**Written instruction**
Pictures in the records should not be copied, but every other part must be repeated exactly.

(Data items)
╭──
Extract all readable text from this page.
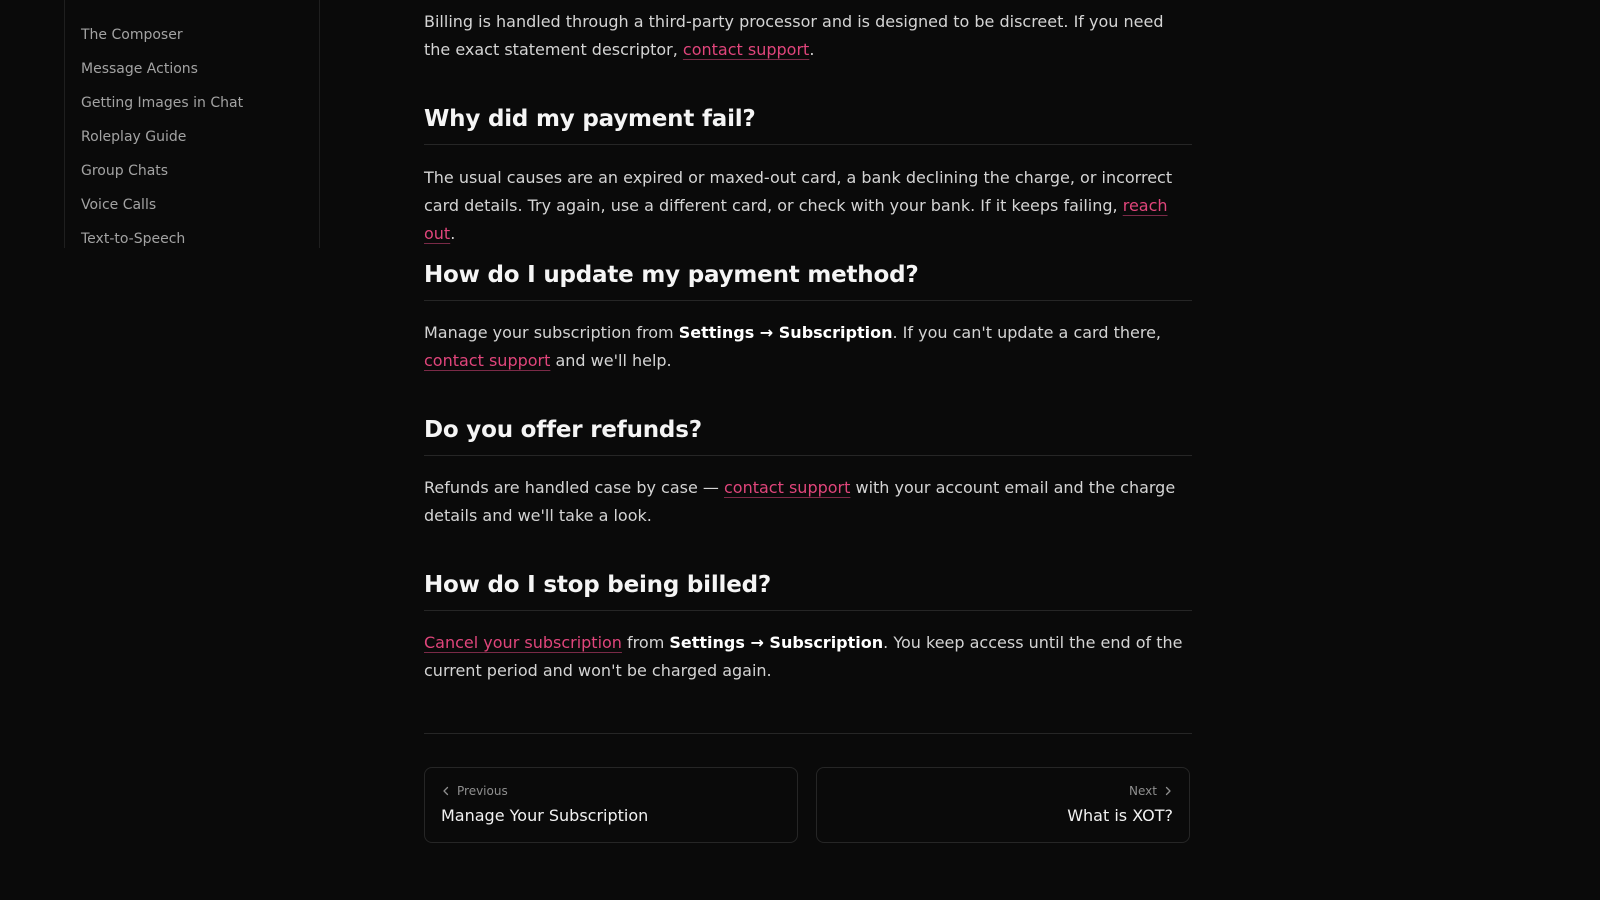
The Composer
Message Actions
Getting Images in Chat
Roleplay Guide
Group Chats
Voice Calls
Text-to-Speech

Billing is handled through a third-party processor and is designed to be discreet. If you need the exact statement descriptor, contact support.

Why did my payment fail?

The usual causes are an expired or maxed-out card, a bank declining the charge, or incorrect card details. Try again, use a different card, or check with your bank. If it keeps failing, reach out.

How do I update my payment method?

Manage your subscription from Settings → Subscription. If you can't update a card there, contact support and we'll help.

Do you offer refunds?

Refunds are handled case by case — contact support with your account email and the charge details and we'll take a look.

How do I stop being billed?

Cancel your subscription from Settings → Subscription. You keep access until the end of the current period and won't be charged again.

Previous
Manage Your Subscription
Next
What is XOT?
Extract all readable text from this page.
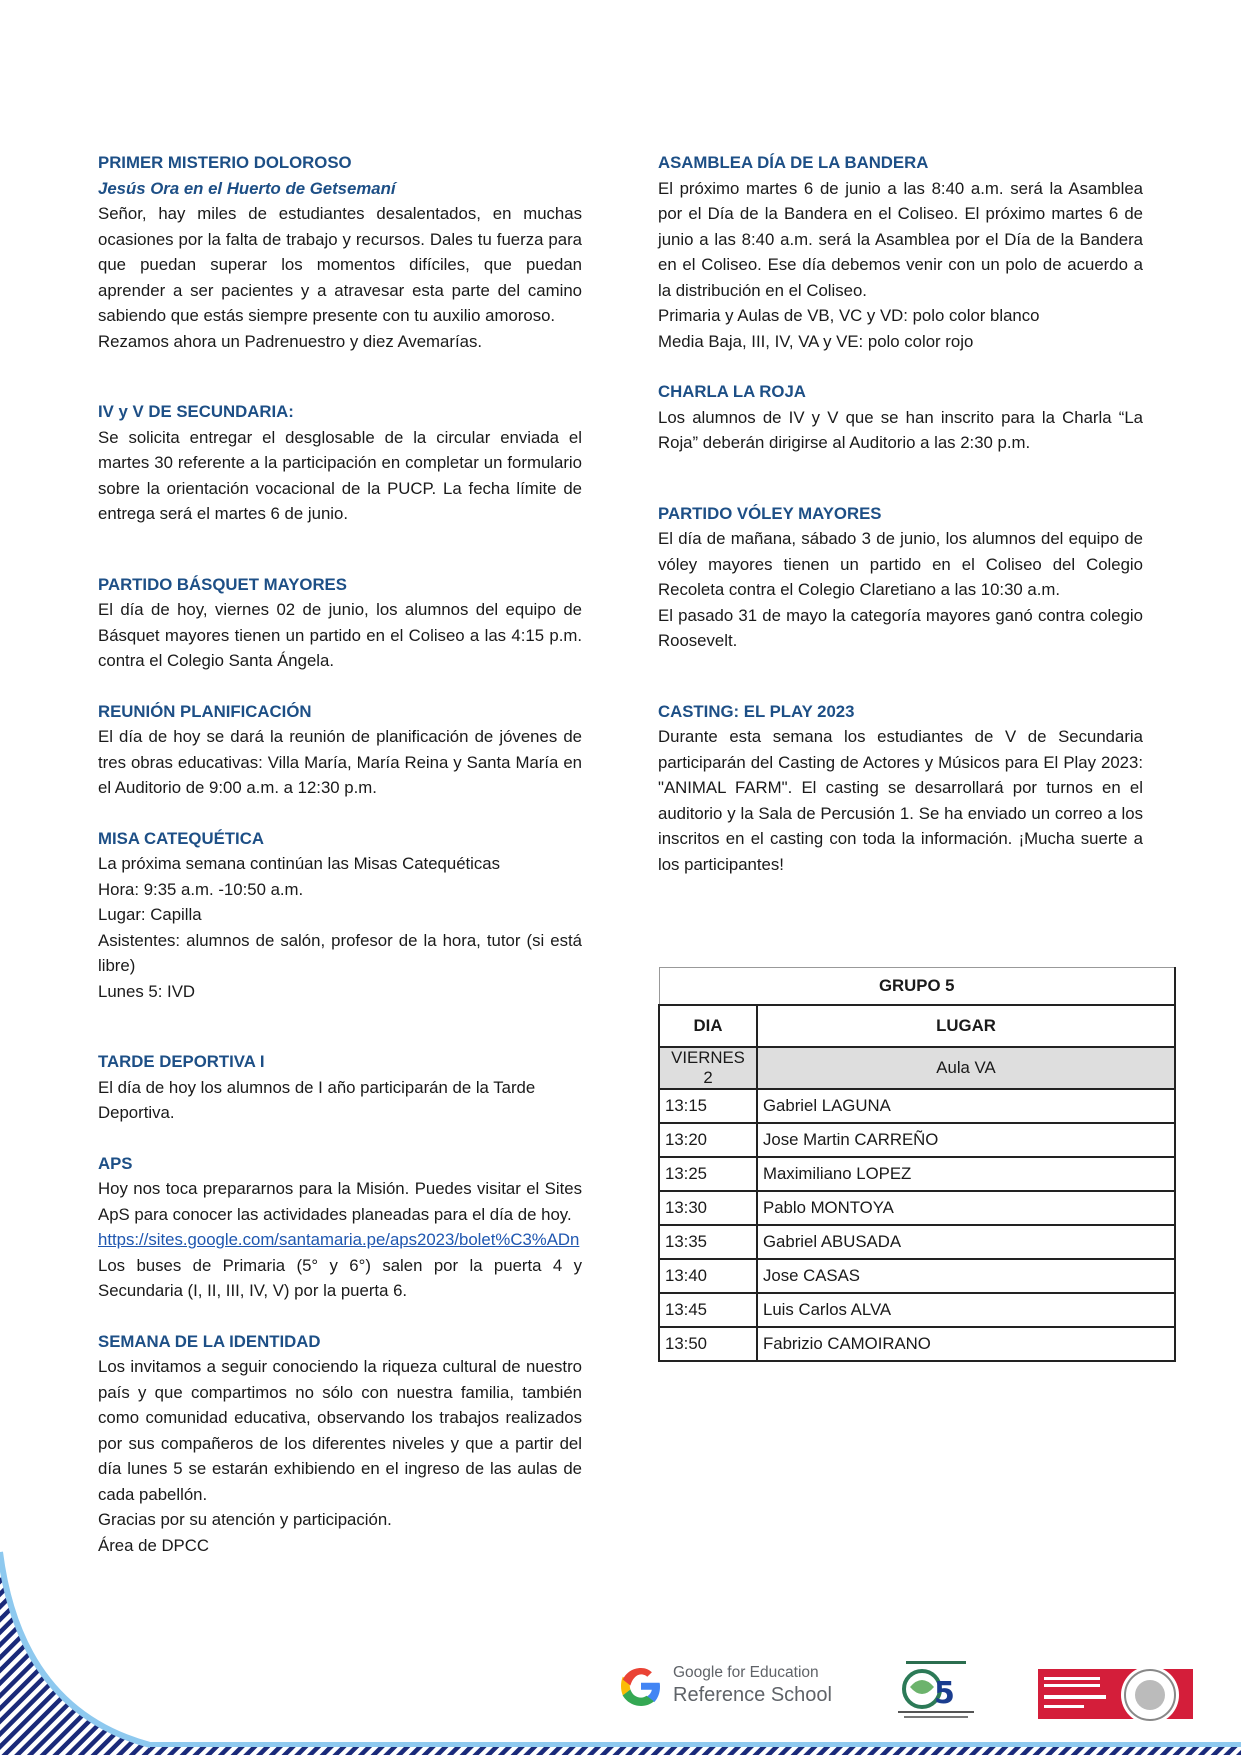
PRIMER MISTERIO DOLOROSO

Jesús Ora en el Huerto de Getsemaní

Señor, hay miles de estudiantes desalentados, en muchas ocasiones por la falta de trabajo y recursos. Dales tu fuerza para que puedan superar los momentos difíciles, que puedan aprender a ser pacientes y a atravesar esta parte del camino sabiendo que estás siempre presente con tu auxilio amoroso.

Rezamos ahora un Padrenuestro y diez Avemarías.

IV y V DE SECUNDARIA:

Se solicita entregar el desglosable de la circular enviada el martes 30 referente a la participación en completar un formulario sobre la orientación vocacional de la PUCP. La fecha límite de entrega será el martes 6 de junio.

PARTIDO BÁSQUET MAYORES

El día de hoy, viernes 02 de junio, los alumnos del equipo de Básquet mayores tienen un partido en el Coliseo a las 4:15 p.m. contra el Colegio Santa Ángela.

REUNIÓN PLANIFICACIÓN

El día de hoy se dará la reunión de planificación de jóvenes de tres obras educativas: Villa María, María Reina y Santa María en el Auditorio de 9:00 a.m. a 12:30 p.m.

MISA CATEQUÉTICA

La próxima semana continúan las Misas Catequéticas

Hora: 9:35 a.m. -10:50 a.m.

Lugar: Capilla

Asistentes: alumnos de salón, profesor de la hora, tutor (si está libre)

Lunes 5: IVD

TARDE DEPORTIVA I

El día de hoy los alumnos de I año participarán de la Tarde Deportiva.

APS

Hoy nos toca prepararnos para la Misión. Puedes visitar el Sites ApS para conocer las actividades planeadas para el día de hoy.

https://sites.google.com/santamaria.pe/aps2023/bolet%C3%ADn

Los buses de Primaria (5° y 6°) salen por la puerta 4 y Secundaria (I, II, III, IV, V) por la puerta 6.

SEMANA DE LA IDENTIDAD

Los invitamos a seguir conociendo la riqueza cultural de nuestro país y que compartimos no sólo con nuestra familia, también como comunidad educativa, observando los trabajos realizados por sus compañeros de los diferentes niveles y que a partir del día lunes 5 se estarán exhibiendo en el ingreso de las aulas de cada pabellón.

Gracias por su atención y participación.

Área de DPCC

ASAMBLEA DÍA DE LA BANDERA

El próximo martes 6 de junio a las 8:40 a.m. será la Asamblea por el Día de la Bandera en el Coliseo. El próximo martes 6 de junio a las 8:40 a.m. será la Asamblea por el Día de la Bandera en el Coliseo. Ese día debemos venir con un polo de acuerdo a la distribución en el Coliseo.

Primaria y Aulas de VB, VC y VD: polo color blanco

Media Baja, III, IV, VA y VE: polo color rojo

CHARLA LA ROJA

Los alumnos de IV y V que se han inscrito para la Charla “La Roja” deberán dirigirse al Auditorio a las 2:30 p.m.

PARTIDO VÓLEY MAYORES

El día de mañana, sábado 3 de junio, los alumnos del equipo de vóley mayores tienen un partido en el Coliseo del Colegio Recoleta contra el Colegio Claretiano a las 10:30 a.m.

El pasado 31 de mayo la categoría mayores ganó contra colegio Roosevelt.

CASTING: EL PLAY 2023

Durante esta semana los estudiantes de V de Secundaria participarán del Casting de Actores y Músicos para El Play 2023: "ANIMAL FARM". El casting se desarrollará por turnos en el auditorio y la Sala de Percusión 1. Se ha enviado un correo a los inscritos en el casting con toda la información. ¡Mucha suerte a los participantes!

GRUPO 5	
DIA	LUGAR
VIERNES 2	Aula VA
13:15	Gabriel LAGUNA
13:20	Jose Martin CARREÑO
13:25	Maximiliano LOPEZ
13:30	Pablo MONTOYA
13:35	Gabriel ABUSADA
13:40	Jose CASAS
13:45	Luis Carlos ALVA
13:50	Fabrizio CAMOIRANO
Google for Education
Reference School	5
╰──
**Written solution**
Extract all readable text from this page.
The Composer
Message Actions
Getting Images in Chat
Roleplay Guide
Group Chats
Voice Calls
Text-to-Speech

Billing is handled through a third-party processor and is designed to be discreet. If you need the exact statement descriptor, contact support.

Why did my payment fail?

The usual causes are an expired or maxed-out card, a bank declining the charge, or incorrect card details. Try again, use a different card, or check with your bank. If it keeps failing, reach out.

How do I update my payment method?

Manage your subscription from Settings → Subscription. If you can't update a card there, contact support and we'll help.

Do you offer refunds?

Refunds are handled case by case — contact support with your account email and the charge details and we'll take a look.

How do I stop being billed?

Cancel your subscription from Settings → Subscription. You keep access until the end of the current period and won't be charged again.

Previous
Manage Your Subscription
Next
What is XOT?
Extract all readable text from this page.
PRIMER MISTERIO DOLOROSO

Jesús Ora en el Huerto de Getsemaní

Señor, hay miles de estudiantes desalentados, en muchas ocasiones por la falta de trabajo y recursos. Dales tu fuerza para que puedan superar los momentos difíciles, que puedan aprender a ser pacientes y a atravesar esta parte del camino sabiendo que estás siempre presente con tu auxilio amoroso.

Rezamos ahora un Padrenuestro y diez Avemarías.

IV y V DE SECUNDARIA:

Se solicita entregar el desglosable de la circular enviada el martes 30 referente a la participación en completar un formulario sobre la orientación vocacional de la PUCP. La fecha límite de entrega será el martes 6 de junio.

PARTIDO BÁSQUET MAYORES

El día de hoy, viernes 02 de junio, los alumnos del equipo de Básquet mayores tienen un partido en el Coliseo a las 4:15 p.m. contra el Colegio Santa Ángela.

REUNIÓN PLANIFICACIÓN

El día de hoy se dará la reunión de planificación de jóvenes de tres obras educativas: Villa María, María Reina y Santa María en el Auditorio de 9:00 a.m. a 12:30 p.m.

MISA CATEQUÉTICA

La próxima semana continúan las Misas Catequéticas

Hora: 9:35 a.m. -10:50 a.m.

Lugar: Capilla

Asistentes: alumnos de salón, profesor de la hora, tutor (si está libre)

Lunes 5: IVD

TARDE DEPORTIVA I

El día de hoy los alumnos de I año participarán de la Tarde Deportiva.

APS

Hoy nos toca prepararnos para la Misión. Puedes visitar el Sites ApS para conocer las actividades planeadas para el día de hoy.

https://sites.google.com/santamaria.pe/aps2023/bolet%C3%ADn

Los buses de Primaria (5° y 6°) salen por la puerta 4 y Secundaria (I, II, III, IV, V) por la puerta 6.

SEMANA DE LA IDENTIDAD

Los invitamos a seguir conociendo la riqueza cultural de nuestro país y que compartimos no sólo con nuestra familia, también como comunidad educativa, observando los trabajos realizados por sus compañeros de los diferentes niveles y que a partir del día lunes 5 se estarán exhibiendo en el ingreso de las aulas de cada pabellón.

Gracias por su atención y participación.

Área de DPCC

ASAMBLEA DÍA DE LA BANDERA

El próximo martes 6 de junio a las 8:40 a.m. será la Asamblea por el Día de la Bandera en el Coliseo. El próximo martes 6 de junio a las 8:40 a.m. será la Asamblea por el Día de la Bandera en el Coliseo. Ese día debemos venir con un polo de acuerdo a la distribución en el Coliseo.

Primaria y Aulas de VB, VC y VD: polo color blanco

Media Baja, III, IV, VA y VE: polo color rojo

CHARLA LA ROJA

Los alumnos de IV y V que se han inscrito para la Charla “La Roja” deberán dirigirse al Auditorio a las 2:30 p.m.

PARTIDO VÓLEY MAYORES

El día de mañana, sábado 3 de junio, los alumnos del equipo de vóley mayores tienen un partido en el Coliseo del Colegio Recoleta contra el Colegio Claretiano a las 10:30 a.m.

El pasado 31 de mayo la categoría mayores ganó contra colegio Roosevelt.

CASTING: EL PLAY 2023

Durante esta semana los estudiantes de V de Secundaria participarán del Casting de Actores y Músicos para El Play 2023: "ANIMAL FARM". El casting se desarrollará por turnos en el auditorio y la Sala de Percusión 1. Se ha enviado un correo a los inscritos en el casting con toda la información. ¡Mucha suerte a los participantes!

GRUPO 5	
DIA	LUGAR
VIERNES 2	Aula VA
13:15	Gabriel LAGUNA
13:20	Jose Martin CARREÑO
13:25	Maximiliano LOPEZ
13:30	Pablo MONTOYA
13:35	Gabriel ABUSADA
13:40	Jose CASAS
13:45	Luis Carlos ALVA
13:50	Fabrizio CAMOIRANO
Google for Education
Reference School	5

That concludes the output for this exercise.